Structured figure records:
____
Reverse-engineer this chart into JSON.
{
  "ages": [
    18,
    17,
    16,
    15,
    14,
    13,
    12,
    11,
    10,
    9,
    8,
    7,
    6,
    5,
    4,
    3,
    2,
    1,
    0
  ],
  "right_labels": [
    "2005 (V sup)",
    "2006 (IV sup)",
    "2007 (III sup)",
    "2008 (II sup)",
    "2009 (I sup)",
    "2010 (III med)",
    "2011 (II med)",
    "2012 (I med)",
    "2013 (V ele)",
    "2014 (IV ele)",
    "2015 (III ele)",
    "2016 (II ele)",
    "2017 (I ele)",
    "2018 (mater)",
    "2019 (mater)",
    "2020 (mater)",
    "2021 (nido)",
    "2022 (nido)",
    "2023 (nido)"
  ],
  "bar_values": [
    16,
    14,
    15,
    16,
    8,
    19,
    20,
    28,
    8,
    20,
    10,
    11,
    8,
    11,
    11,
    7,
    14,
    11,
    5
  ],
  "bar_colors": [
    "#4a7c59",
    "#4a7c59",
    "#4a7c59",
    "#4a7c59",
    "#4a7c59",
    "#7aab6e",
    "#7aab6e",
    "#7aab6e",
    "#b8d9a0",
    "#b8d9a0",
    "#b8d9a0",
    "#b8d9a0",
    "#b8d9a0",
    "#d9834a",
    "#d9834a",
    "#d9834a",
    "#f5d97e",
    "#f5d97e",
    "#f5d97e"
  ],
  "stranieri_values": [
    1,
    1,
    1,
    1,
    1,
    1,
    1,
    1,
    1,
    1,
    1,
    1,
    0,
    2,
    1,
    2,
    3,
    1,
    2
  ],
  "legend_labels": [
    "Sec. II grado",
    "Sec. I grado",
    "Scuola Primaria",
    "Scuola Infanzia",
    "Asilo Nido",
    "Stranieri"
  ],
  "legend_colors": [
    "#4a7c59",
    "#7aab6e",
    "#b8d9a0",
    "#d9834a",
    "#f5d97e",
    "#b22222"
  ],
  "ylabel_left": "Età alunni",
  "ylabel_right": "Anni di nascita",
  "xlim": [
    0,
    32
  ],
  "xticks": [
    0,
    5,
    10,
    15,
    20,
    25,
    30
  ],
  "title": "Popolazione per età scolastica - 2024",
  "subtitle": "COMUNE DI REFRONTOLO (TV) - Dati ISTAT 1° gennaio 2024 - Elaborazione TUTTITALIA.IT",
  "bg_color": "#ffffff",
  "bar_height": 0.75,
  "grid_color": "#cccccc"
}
____
Exercise directions: Each entry above is to be set down again in exactly the same words.

The response:
Reverse-engineer this chart into JSON.
{
  "ages": [
    18,
    17,
    16,
    15,
    14,
    13,
    12,
    11,
    10,
    9,
    8,
    7,
    6,
    5,
    4,
    3,
    2,
    1,
    0
  ],
  "right_labels": [
    "2005 (V sup)",
    "2006 (IV sup)",
    "2007 (III sup)",
    "2008 (II sup)",
    "2009 (I sup)",
    "2010 (III med)",
    "2011 (II med)",
    "2012 (I med)",
    "2013 (V ele)",
    "2014 (IV ele)",
    "2015 (III ele)",
    "2016 (II ele)",
    "2017 (I ele)",
    "2018 (mater)",
    "2019 (mater)",
    "2020 (mater)",
    "2021 (nido)",
    "2022 (nido)",
    "2023 (nido)"
  ],
  "bar_values": [
    16,
    14,
    15,
    16,
    8,
    19,
    20,
    28,
    8,
    20,
    10,
    11,
    8,
    11,
    11,
    7,
    14,
    11,
    5
  ],
  "bar_colors": [
    "#4a7c59",
    "#4a7c59",
    "#4a7c59",
    "#4a7c59",
    "#4a7c59",
    "#7aab6e",
    "#7aab6e",
    "#7aab6e",
    "#b8d9a0",
    "#b8d9a0",
    "#b8d9a0",
    "#b8d9a0",
    "#b8d9a0",
    "#d9834a",
    "#d9834a",
    "#d9834a",
    "#f5d97e",
    "#f5d97e",
    "#f5d97e"
  ],
  "stranieri_values": [
    1,
    1,
    1,
    1,
    1,
    1,
    1,
    1,
    1,
    1,
    1,
    1,
    0,
    2,
    1,
    2,
    3,
    1,
    2
  ],
  "legend_labels": [
    "Sec. II grado",
    "Sec. I grado",
    "Scuola Primaria",
    "Scuola Infanzia",
    "Asilo Nido",
    "Stranieri"
  ],
  "legend_colors": [
    "#4a7c59",
    "#7aab6e",
    "#b8d9a0",
    "#d9834a",
    "#f5d97e",
    "#b22222"
  ],
  "ylabel_left": "Età alunni",
  "ylabel_right": "Anni di nascita",
  "xlim": [
    0,
    32
  ],
  "xticks": [
    0,
    5,
    10,
    15,
    20,
    25,
    30
  ],
  "title": "Popolazione per età scolastica - 2024",
  "subtitle": "COMUNE DI REFRONTOLO (TV) - Dati ISTAT 1° gennaio 2024 - Elaborazione TUTTITALIA.IT",
  "bg_color": "#ffffff",
  "bar_height": 0.75,
  "grid_color": "#cccccc"
}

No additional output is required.